Data excerpts
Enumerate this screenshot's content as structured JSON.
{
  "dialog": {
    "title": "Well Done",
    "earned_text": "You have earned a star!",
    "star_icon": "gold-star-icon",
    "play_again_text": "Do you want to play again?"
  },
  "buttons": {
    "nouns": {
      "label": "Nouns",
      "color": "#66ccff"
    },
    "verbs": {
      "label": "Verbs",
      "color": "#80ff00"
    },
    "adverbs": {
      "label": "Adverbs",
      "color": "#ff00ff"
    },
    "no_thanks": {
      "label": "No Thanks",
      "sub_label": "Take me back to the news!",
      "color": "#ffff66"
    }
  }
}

◆ DO THIS ◆
Return the entries in full, keeping every line exactly as it is.

◆ TASK ANSWER ◆
Enumerate this screenshot's content as structured JSON.
{
  "dialog": {
    "title": "Well Done",
    "earned_text": "You have earned a star!",
    "star_icon": "gold-star-icon",
    "play_again_text": "Do you want to play again?"
  },
  "buttons": {
    "nouns": {
      "label": "Nouns",
      "color": "#66ccff"
    },
    "verbs": {
      "label": "Verbs",
      "color": "#80ff00"
    },
    "adverbs": {
      "label": "Adverbs",
      "color": "#ff00ff"
    },
    "no_thanks": {
      "label": "No Thanks",
      "sub_label": "Take me back to the news!",
      "color": "#ffff66"
    }
  }
}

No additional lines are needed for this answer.